START

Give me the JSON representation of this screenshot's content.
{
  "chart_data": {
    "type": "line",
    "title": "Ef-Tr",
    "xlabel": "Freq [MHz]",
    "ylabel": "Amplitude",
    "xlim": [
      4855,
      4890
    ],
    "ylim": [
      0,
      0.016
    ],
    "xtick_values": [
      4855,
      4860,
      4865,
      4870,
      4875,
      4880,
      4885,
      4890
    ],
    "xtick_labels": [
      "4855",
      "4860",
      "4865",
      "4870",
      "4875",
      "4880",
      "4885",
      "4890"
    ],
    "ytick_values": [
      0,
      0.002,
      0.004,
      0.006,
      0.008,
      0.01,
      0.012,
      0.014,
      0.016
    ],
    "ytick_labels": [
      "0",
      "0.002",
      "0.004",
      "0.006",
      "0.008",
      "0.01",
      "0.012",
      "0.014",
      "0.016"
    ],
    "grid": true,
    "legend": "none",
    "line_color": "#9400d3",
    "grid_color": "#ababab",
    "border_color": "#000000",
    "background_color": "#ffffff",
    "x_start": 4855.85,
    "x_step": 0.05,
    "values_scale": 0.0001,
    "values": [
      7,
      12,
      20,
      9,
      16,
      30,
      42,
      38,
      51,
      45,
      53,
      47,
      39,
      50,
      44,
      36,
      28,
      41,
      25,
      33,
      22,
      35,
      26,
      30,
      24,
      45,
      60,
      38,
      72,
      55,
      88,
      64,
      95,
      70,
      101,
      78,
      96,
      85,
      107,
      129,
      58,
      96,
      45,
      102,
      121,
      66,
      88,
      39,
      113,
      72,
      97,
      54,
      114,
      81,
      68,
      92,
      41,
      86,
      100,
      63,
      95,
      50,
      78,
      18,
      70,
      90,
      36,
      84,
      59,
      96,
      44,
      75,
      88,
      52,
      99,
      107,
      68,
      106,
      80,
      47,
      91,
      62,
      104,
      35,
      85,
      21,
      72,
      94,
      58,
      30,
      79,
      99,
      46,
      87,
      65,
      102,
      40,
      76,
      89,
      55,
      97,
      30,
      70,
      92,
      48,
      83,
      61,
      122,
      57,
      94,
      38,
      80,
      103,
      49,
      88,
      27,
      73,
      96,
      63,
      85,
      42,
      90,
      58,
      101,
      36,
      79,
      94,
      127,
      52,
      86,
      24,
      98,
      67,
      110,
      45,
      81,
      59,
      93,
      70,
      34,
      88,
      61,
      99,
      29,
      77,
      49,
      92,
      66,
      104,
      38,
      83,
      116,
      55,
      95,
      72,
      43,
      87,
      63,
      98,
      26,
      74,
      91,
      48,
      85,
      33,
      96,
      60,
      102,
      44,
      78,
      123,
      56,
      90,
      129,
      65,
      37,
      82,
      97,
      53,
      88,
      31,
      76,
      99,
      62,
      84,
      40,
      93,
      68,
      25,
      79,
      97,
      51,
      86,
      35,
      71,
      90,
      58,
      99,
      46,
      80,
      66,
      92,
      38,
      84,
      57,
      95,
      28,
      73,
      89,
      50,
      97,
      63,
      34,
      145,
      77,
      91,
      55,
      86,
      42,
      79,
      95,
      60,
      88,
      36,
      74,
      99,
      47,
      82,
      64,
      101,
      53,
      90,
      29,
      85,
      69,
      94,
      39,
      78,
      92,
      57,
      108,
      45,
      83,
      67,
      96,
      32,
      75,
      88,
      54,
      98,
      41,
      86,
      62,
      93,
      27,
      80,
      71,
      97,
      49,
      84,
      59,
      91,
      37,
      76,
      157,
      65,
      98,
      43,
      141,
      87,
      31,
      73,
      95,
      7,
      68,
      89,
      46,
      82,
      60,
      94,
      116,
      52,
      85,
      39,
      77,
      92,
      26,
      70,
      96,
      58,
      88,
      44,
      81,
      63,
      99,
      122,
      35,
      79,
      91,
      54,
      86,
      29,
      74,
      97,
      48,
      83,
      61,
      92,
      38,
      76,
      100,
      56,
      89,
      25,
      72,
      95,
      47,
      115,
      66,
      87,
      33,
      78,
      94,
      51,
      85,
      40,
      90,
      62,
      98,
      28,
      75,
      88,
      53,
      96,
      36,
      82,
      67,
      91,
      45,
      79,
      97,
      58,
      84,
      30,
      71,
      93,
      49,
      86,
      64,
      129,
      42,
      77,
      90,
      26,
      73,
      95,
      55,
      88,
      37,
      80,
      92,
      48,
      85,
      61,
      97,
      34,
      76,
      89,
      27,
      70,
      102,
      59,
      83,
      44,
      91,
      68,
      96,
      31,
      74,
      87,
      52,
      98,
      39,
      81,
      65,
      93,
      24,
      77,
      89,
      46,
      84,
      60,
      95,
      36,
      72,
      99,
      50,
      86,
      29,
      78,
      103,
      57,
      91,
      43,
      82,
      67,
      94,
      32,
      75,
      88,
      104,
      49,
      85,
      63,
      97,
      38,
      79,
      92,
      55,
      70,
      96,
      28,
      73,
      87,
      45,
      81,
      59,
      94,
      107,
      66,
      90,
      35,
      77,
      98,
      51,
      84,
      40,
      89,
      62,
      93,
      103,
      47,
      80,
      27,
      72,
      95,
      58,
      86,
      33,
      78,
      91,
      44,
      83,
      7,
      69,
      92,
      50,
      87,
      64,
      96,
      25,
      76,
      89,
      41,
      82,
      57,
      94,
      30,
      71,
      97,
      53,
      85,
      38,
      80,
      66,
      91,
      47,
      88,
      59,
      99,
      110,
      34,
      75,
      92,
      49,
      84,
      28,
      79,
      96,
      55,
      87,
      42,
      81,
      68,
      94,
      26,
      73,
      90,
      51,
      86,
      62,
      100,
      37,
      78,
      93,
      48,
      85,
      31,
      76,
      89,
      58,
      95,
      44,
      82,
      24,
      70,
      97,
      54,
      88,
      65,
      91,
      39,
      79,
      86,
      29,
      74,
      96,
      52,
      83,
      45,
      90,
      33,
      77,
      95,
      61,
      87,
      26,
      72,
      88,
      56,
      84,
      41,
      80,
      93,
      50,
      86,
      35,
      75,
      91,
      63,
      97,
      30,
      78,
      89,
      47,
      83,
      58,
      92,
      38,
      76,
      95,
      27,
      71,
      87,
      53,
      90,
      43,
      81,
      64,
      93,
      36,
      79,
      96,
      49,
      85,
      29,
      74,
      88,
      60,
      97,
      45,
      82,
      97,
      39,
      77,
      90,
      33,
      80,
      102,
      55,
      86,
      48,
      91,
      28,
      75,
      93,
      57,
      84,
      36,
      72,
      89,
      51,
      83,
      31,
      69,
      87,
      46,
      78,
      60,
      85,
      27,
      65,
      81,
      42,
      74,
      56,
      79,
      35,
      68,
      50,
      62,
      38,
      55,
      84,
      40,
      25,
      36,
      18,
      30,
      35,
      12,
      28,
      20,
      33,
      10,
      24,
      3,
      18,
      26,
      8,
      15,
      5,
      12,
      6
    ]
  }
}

END

■ Job:
Set down each entry again, unchanged.

■ Solution to this problem:
Give me the JSON representation of this screenshot's content.
{
  "chart_data": {
    "type": "line",
    "title": "Ef-Tr",
    "xlabel": "Freq [MHz]",
    "ylabel": "Amplitude",
    "xlim": [
      4855,
      4890
    ],
    "ylim": [
      0,
      0.016
    ],
    "xtick_values": [
      4855,
      4860,
      4865,
      4870,
      4875,
      4880,
      4885,
      4890
    ],
    "xtick_labels": [
      "4855",
      "4860",
      "4865",
      "4870",
      "4875",
      "4880",
      "4885",
      "4890"
    ],
    "ytick_values": [
      0,
      0.002,
      0.004,
      0.006,
      0.008,
      0.01,
      0.012,
      0.014,
      0.016
    ],
    "ytick_labels": [
      "0",
      "0.002",
      "0.004",
      "0.006",
      "0.008",
      "0.01",
      "0.012",
      "0.014",
      "0.016"
    ],
    "grid": true,
    "legend": "none",
    "line_color": "#9400d3",
    "grid_color": "#ababab",
    "border_color": "#000000",
    "background_color": "#ffffff",
    "x_start": 4855.85,
    "x_step": 0.05,
    "values_scale": 0.0001,
    "values": [
      7,
      12,
      20,
      9,
      16,
      30,
      42,
      38,
      51,
      45,
      53,
      47,
      39,
      50,
      44,
      36,
      28,
      41,
      25,
      33,
      22,
      35,
      26,
      30,
      24,
      45,
      60,
      38,
      72,
      55,
      88,
      64,
      95,
      70,
      101,
      78,
      96,
      85,
      107,
      129,
      58,
      96,
      45,
      102,
      121,
      66,
      88,
      39,
      113,
      72,
      97,
      54,
      114,
      81,
      68,
      92,
      41,
      86,
      100,
      63,
      95,
      50,
      78,
      18,
      70,
      90,
      36,
      84,
      59,
      96,
      44,
      75,
      88,
      52,
      99,
      107,
      68,
      106,
      80,
      47,
      91,
      62,
      104,
      35,
      85,
      21,
      72,
      94,
      58,
      30,
      79,
      99,
      46,
      87,
      65,
      102,
      40,
      76,
      89,
      55,
      97,
      30,
      70,
      92,
      48,
      83,
      61,
      122,
      57,
      94,
      38,
      80,
      103,
      49,
      88,
      27,
      73,
      96,
      63,
      85,
      42,
      90,
      58,
      101,
      36,
      79,
      94,
      127,
      52,
      86,
      24,
      98,
      67,
      110,
      45,
      81,
      59,
      93,
      70,
      34,
      88,
      61,
      99,
      29,
      77,
      49,
      92,
      66,
      104,
      38,
      83,
      116,
      55,
      95,
      72,
      43,
      87,
      63,
      98,
      26,
      74,
      91,
      48,
      85,
      33,
      96,
      60,
      102,
      44,
      78,
      123,
      56,
      90,
      129,
      65,
      37,
      82,
      97,
      53,
      88,
      31,
      76,
      99,
      62,
      84,
      40,
      93,
      68,
      25,
      79,
      97,
      51,
      86,
      35,
      71,
      90,
      58,
      99,
      46,
      80,
      66,
      92,
      38,
      84,
      57,
      95,
      28,
      73,
      89,
      50,
      97,
      63,
      34,
      145,
      77,
      91,
      55,
      86,
      42,
      79,
      95,
      60,
      88,
      36,
      74,
      99,
      47,
      82,
      64,
      101,
      53,
      90,
      29,
      85,
      69,
      94,
      39,
      78,
      92,
      57,
      108,
      45,
      83,
      67,
      96,
      32,
      75,
      88,
      54,
      98,
      41,
      86,
      62,
      93,
      27,
      80,
      71,
      97,
      49,
      84,
      59,
      91,
      37,
      76,
      157,
      65,
      98,
      43,
      141,
      87,
      31,
      73,
      95,
      7,
      68,
      89,
      46,
      82,
      60,
      94,
      116,
      52,
      85,
      39,
      77,
      92,
      26,
      70,
      96,
      58,
      88,
      44,
      81,
      63,
      99,
      122,
      35,
      79,
      91,
      54,
      86,
      29,
      74,
      97,
      48,
      83,
      61,
      92,
      38,
      76,
      100,
      56,
      89,
      25,
      72,
      95,
      47,
      115,
      66,
      87,
      33,
      78,
      94,
      51,
      85,
      40,
      90,
      62,
      98,
      28,
      75,
      88,
      53,
      96,
      36,
      82,
      67,
      91,
      45,
      79,
      97,
      58,
      84,
      30,
      71,
      93,
      49,
      86,
      64,
      129,
      42,
      77,
      90,
      26,
      73,
      95,
      55,
      88,
      37,
      80,
      92,
      48,
      85,
      61,
      97,
      34,
      76,
      89,
      27,
      70,
      102,
      59,
      83,
      44,
      91,
      68,
      96,
      31,
      74,
      87,
      52,
      98,
      39,
      81,
      65,
      93,
      24,
      77,
      89,
      46,
      84,
      60,
      95,
      36,
      72,
      99,
      50,
      86,
      29,
      78,
      103,
      57,
      91,
      43,
      82,
      67,
      94,
      32,
      75,
      88,
      104,
      49,
      85,
      63,
      97,
      38,
      79,
      92,
      55,
      70,
      96,
      28,
      73,
      87,
      45,
      81,
      59,
      94,
      107,
      66,
      90,
      35,
      77,
      98,
      51,
      84,
      40,
      89,
      62,
      93,
      103,
      47,
      80,
      27,
      72,
      95,
      58,
      86,
      33,
      78,
      91,
      44,
      83,
      7,
      69,
      92,
      50,
      87,
      64,
      96,
      25,
      76,
      89,
      41,
      82,
      57,
      94,
      30,
      71,
      97,
      53,
      85,
      38,
      80,
      66,
      91,
      47,
      88,
      59,
      99,
      110,
      34,
      75,
      92,
      49,
      84,
      28,
      79,
      96,
      55,
      87,
      42,
      81,
      68,
      94,
      26,
      73,
      90,
      51,
      86,
      62,
      100,
      37,
      78,
      93,
      48,
      85,
      31,
      76,
      89,
      58,
      95,
      44,
      82,
      24,
      70,
      97,
      54,
      88,
      65,
      91,
      39,
      79,
      86,
      29,
      74,
      96,
      52,
      83,
      45,
      90,
      33,
      77,
      95,
      61,
      87,
      26,
      72,
      88,
      56,
      84,
      41,
      80,
      93,
      50,
      86,
      35,
      75,
      91,
      63,
      97,
      30,
      78,
      89,
      47,
      83,
      58,
      92,
      38,
      76,
      95,
      27,
      71,
      87,
      53,
      90,
      43,
      81,
      64,
      93,
      36,
      79,
      96,
      49,
      85,
      29,
      74,
      88,
      60,
      97,
      45,
      82,
      97,
      39,
      77,
      90,
      33,
      80,
      102,
      55,
      86,
      48,
      91,
      28,
      75,
      93,
      57,
      84,
      36,
      72,
      89,
      51,
      83,
      31,
      69,
      87,
      46,
      78,
      60,
      85,
      27,
      65,
      81,
      42,
      74,
      56,
      79,
      35,
      68,
      50,
      62,
      38,
      55,
      84,
      40,
      25,
      36,
      18,
      30,
      35,
      12,
      28,
      20,
      33,
      10,
      24,
      3,
      18,
      26,
      8,
      15,
      5,
      12,
      6
    ]
  }
}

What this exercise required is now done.